WHAT YOU WILL DO - Pick out each line of the records that includes the string "края", and copy it.

==== DATA IN THIS EXERCISE

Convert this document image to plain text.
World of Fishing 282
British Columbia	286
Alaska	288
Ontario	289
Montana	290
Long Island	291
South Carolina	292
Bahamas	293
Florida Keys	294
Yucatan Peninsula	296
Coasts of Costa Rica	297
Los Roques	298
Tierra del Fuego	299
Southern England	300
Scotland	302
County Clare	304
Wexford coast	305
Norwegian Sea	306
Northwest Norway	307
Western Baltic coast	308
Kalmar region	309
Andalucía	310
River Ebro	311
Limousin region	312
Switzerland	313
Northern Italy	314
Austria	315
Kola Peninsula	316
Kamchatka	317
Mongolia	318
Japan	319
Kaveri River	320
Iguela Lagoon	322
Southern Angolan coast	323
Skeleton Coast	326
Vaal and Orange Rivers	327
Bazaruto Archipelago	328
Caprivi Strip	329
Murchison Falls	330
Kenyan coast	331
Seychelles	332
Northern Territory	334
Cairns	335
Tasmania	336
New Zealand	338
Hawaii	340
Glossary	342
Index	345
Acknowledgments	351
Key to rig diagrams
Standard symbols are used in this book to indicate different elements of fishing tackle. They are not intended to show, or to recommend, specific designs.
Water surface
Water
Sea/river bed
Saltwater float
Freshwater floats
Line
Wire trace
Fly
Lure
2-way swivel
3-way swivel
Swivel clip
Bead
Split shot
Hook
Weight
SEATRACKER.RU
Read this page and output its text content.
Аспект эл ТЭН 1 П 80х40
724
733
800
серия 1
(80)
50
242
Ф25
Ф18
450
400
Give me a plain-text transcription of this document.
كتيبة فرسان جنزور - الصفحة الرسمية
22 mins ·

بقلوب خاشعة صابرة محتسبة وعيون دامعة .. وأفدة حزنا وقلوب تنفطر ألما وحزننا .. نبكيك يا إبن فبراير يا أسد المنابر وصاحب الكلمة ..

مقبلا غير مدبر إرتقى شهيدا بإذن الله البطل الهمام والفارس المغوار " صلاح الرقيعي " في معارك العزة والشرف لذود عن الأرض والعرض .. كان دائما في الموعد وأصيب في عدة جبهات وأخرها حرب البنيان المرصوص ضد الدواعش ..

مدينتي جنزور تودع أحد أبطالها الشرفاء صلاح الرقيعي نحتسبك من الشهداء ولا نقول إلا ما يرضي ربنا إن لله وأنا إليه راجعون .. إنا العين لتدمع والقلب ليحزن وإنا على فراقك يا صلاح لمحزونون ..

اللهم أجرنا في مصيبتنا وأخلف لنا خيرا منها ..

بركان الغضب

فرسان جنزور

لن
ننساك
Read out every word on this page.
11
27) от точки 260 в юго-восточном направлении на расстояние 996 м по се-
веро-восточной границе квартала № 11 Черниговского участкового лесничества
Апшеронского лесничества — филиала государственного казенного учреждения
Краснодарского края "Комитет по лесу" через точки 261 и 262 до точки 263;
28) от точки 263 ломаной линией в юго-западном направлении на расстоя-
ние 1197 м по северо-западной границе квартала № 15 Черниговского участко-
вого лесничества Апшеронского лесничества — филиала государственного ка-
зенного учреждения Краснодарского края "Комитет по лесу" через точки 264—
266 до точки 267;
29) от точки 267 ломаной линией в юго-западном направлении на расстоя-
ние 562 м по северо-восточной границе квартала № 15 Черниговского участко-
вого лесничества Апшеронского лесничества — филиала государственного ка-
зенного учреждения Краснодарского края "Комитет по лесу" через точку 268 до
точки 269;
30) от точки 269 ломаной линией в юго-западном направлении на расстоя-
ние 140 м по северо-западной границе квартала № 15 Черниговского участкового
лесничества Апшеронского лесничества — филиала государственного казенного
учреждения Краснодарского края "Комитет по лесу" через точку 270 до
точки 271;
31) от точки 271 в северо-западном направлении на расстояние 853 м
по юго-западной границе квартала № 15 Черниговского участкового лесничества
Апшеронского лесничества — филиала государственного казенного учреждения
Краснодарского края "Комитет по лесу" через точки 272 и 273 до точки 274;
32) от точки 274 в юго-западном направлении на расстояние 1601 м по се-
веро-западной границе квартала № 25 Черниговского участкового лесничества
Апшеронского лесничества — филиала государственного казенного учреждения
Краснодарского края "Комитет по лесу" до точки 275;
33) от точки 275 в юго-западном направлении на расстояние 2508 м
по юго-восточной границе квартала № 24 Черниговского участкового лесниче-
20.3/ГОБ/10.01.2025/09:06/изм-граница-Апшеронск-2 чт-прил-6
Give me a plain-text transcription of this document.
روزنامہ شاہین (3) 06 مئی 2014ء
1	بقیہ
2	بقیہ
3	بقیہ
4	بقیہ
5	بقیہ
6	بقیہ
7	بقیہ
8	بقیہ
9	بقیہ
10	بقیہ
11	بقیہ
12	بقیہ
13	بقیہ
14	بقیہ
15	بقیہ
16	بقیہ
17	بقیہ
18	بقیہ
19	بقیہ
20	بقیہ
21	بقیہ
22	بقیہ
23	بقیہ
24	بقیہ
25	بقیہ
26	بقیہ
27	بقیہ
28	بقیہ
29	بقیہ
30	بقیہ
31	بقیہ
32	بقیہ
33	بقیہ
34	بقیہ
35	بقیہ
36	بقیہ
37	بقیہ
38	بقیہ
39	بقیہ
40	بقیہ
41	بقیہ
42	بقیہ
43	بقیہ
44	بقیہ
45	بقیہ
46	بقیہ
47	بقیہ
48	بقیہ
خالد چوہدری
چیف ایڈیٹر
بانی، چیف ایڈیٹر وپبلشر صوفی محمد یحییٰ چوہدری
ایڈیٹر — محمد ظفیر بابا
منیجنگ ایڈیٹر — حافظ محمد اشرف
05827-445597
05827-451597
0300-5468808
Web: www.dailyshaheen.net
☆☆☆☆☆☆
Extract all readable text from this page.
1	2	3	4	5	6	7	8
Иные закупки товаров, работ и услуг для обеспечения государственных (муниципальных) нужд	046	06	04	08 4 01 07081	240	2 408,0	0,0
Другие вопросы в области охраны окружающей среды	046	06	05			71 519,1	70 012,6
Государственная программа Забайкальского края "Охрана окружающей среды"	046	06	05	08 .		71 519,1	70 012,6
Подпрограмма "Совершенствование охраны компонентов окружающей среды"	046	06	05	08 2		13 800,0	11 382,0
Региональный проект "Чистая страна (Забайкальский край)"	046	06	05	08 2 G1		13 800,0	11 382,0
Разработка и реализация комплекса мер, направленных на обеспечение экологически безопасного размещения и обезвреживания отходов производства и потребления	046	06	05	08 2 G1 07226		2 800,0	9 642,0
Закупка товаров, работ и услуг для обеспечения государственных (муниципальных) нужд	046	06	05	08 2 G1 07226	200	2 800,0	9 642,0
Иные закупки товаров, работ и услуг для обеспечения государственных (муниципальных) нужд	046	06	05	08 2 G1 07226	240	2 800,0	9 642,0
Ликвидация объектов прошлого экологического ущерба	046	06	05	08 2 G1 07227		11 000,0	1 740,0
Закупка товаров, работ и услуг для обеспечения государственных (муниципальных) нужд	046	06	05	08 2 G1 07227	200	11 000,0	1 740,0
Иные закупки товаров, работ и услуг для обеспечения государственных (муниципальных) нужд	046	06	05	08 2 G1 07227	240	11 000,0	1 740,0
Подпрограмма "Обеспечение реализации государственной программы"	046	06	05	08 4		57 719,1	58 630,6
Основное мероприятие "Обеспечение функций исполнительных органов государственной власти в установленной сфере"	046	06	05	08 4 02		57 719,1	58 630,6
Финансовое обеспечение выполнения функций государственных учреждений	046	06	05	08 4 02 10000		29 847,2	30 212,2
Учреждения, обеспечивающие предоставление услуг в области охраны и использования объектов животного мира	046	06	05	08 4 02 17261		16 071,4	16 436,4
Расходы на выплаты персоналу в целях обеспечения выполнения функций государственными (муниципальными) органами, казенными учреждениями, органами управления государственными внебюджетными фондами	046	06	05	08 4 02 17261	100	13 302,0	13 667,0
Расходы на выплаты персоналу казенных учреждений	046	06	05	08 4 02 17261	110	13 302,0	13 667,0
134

========

FINAL RESULT -
Краснодарского края "Комитет по лесу" через точки 261 и 262 до точки 263;
зенного учреждения Краснодарского края "Комитет по лесу" через точки 264—
зенного учреждения Краснодарского края "Комитет по лесу" через точку 268 до
учреждения Краснодарского края "Комитет по лесу" через точку 270 до
Краснодарского края "Комитет по лесу" через точки 272 и 273 до точки 274;
Краснодарского края "Комитет по лесу" до точки 275;
Государственная программа Забайкальского края "Охрана окружающей среды"	046	06	05	08 .		71 519,1	70 012,6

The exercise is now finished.